◆ Requirements:
Reproduce the full listing below unchanged, apart from the pictures.

----------

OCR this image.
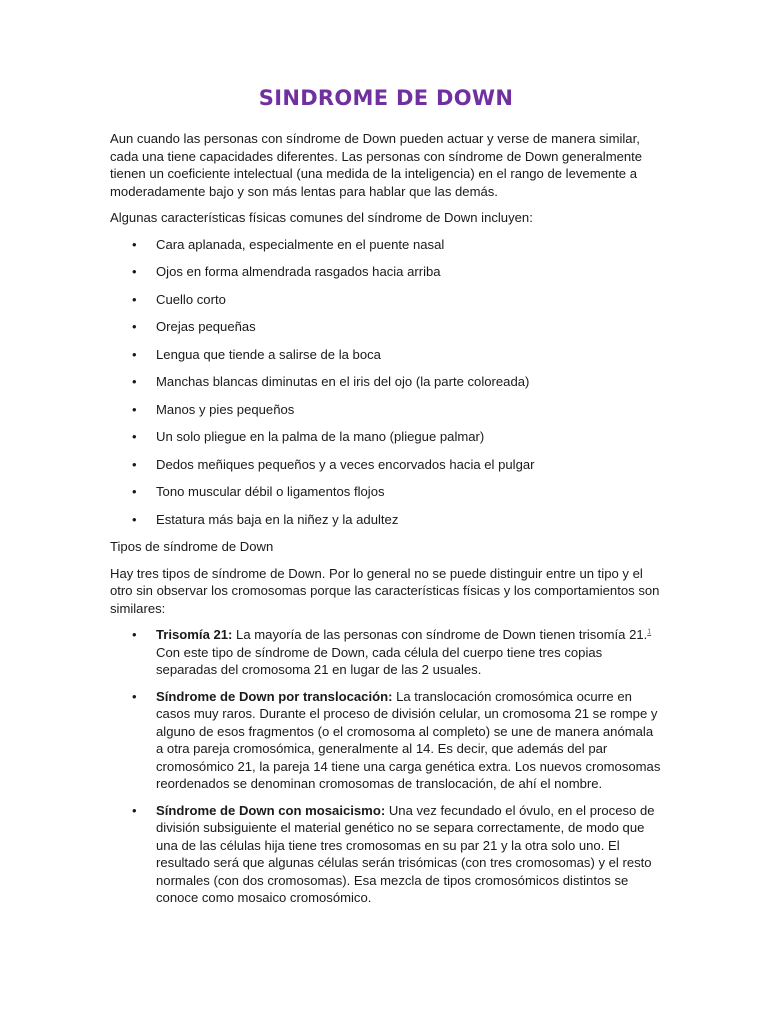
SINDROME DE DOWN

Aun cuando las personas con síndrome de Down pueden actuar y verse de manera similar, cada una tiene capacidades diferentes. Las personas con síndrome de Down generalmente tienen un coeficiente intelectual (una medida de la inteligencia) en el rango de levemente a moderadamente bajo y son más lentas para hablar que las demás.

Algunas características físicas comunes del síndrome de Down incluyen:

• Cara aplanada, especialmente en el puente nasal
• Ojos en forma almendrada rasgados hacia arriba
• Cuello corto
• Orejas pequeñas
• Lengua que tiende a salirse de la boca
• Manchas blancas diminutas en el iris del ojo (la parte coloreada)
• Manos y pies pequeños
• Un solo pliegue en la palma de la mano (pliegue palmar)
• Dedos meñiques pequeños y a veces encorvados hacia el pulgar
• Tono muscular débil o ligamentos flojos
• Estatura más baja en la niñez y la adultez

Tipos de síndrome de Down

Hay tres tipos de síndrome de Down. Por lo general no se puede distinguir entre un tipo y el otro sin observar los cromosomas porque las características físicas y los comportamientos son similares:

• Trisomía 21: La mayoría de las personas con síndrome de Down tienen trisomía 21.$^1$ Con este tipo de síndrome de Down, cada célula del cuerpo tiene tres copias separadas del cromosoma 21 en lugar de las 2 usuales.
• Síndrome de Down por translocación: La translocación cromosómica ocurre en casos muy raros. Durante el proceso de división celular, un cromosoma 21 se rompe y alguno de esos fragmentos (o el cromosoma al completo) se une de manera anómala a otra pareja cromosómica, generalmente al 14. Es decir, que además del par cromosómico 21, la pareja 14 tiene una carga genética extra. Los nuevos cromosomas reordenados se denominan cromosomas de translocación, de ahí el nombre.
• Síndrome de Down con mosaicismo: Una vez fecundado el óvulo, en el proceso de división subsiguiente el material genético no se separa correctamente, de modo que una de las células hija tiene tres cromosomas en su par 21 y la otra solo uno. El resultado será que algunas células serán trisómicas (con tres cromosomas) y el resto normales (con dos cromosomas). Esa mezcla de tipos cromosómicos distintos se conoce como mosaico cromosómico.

----------

◆ Solution:
OCR this image.
SINDROME DE DOWN

Aun cuando las personas con síndrome de Down pueden actuar y verse de manera similar, cada una tiene capacidades diferentes. Las personas con síndrome de Down generalmente tienen un coeficiente intelectual (una medida de la inteligencia) en el rango de levemente a moderadamente bajo y son más lentas para hablar que las demás.

Algunas características físicas comunes del síndrome de Down incluyen:

• Cara aplanada, especialmente en el puente nasal
• Ojos en forma almendrada rasgados hacia arriba
• Cuello corto
• Orejas pequeñas
• Lengua que tiende a salirse de la boca
• Manchas blancas diminutas en el iris del ojo (la parte coloreada)
• Manos y pies pequeños
• Un solo pliegue en la palma de la mano (pliegue palmar)
• Dedos meñiques pequeños y a veces encorvados hacia el pulgar
• Tono muscular débil o ligamentos flojos
• Estatura más baja en la niñez y la adultez

Tipos de síndrome de Down

Hay tres tipos de síndrome de Down. Por lo general no se puede distinguir entre un tipo y el otro sin observar los cromosomas porque las características físicas y los comportamientos son similares:

• Trisomía 21: La mayoría de las personas con síndrome de Down tienen trisomía 21.$^1$ Con este tipo de síndrome de Down, cada célula del cuerpo tiene tres copias separadas del cromosoma 21 en lugar de las 2 usuales.
• Síndrome de Down por translocación: La translocación cromosómica ocurre en casos muy raros. Durante el proceso de división celular, un cromosoma 21 se rompe y alguno de esos fragmentos (o el cromosoma al completo) se une de manera anómala a otra pareja cromosómica, generalmente al 14. Es decir, que además del par cromosómico 21, la pareja 14 tiene una carga genética extra. Los nuevos cromosomas reordenados se denominan cromosomas de translocación, de ahí el nombre.
• Síndrome de Down con mosaicismo: Una vez fecundado el óvulo, en el proceso de división subsiguiente el material genético no se separa correctamente, de modo que una de las células hija tiene tres cromosomas en su par 21 y la otra solo uno. El resultado será que algunas células serán trisómicas (con tres cromosomas) y el resto normales (con dos cromosomas). Esa mezcla de tipos cromosómicos distintos se conoce como mosaico cromosómico.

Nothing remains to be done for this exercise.